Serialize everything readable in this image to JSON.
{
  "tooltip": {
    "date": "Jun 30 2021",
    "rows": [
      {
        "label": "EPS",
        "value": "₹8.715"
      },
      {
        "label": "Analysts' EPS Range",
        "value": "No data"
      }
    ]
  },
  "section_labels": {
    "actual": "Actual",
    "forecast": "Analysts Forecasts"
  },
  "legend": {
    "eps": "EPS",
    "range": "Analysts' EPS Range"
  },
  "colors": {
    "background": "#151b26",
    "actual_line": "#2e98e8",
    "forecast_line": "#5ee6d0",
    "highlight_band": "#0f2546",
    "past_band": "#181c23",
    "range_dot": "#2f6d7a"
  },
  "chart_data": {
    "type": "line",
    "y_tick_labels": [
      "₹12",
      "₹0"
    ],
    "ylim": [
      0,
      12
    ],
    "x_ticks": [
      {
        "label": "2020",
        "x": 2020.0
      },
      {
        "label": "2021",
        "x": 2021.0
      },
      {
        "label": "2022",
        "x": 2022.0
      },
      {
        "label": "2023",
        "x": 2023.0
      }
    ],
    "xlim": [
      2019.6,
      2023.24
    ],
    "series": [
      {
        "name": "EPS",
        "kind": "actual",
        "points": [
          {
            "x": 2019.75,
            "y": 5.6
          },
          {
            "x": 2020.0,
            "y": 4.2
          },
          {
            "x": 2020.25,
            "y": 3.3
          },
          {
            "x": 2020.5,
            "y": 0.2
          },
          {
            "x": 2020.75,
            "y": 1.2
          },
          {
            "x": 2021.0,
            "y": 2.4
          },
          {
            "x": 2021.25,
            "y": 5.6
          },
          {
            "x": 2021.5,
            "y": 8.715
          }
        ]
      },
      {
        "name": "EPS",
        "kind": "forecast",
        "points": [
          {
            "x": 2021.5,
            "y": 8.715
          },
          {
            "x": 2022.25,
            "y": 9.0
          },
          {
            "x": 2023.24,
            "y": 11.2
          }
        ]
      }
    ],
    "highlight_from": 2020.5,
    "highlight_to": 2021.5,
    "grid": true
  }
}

##########

→ **SET TASK**: Show all lines from the listing above in which "Analysts" appears.

→ **SOLUTION TO THIS TASK**:
        "label": "Analysts' EPS Range",
    "forecast": "Analysts Forecasts"
    "range": "Analysts' EPS Range"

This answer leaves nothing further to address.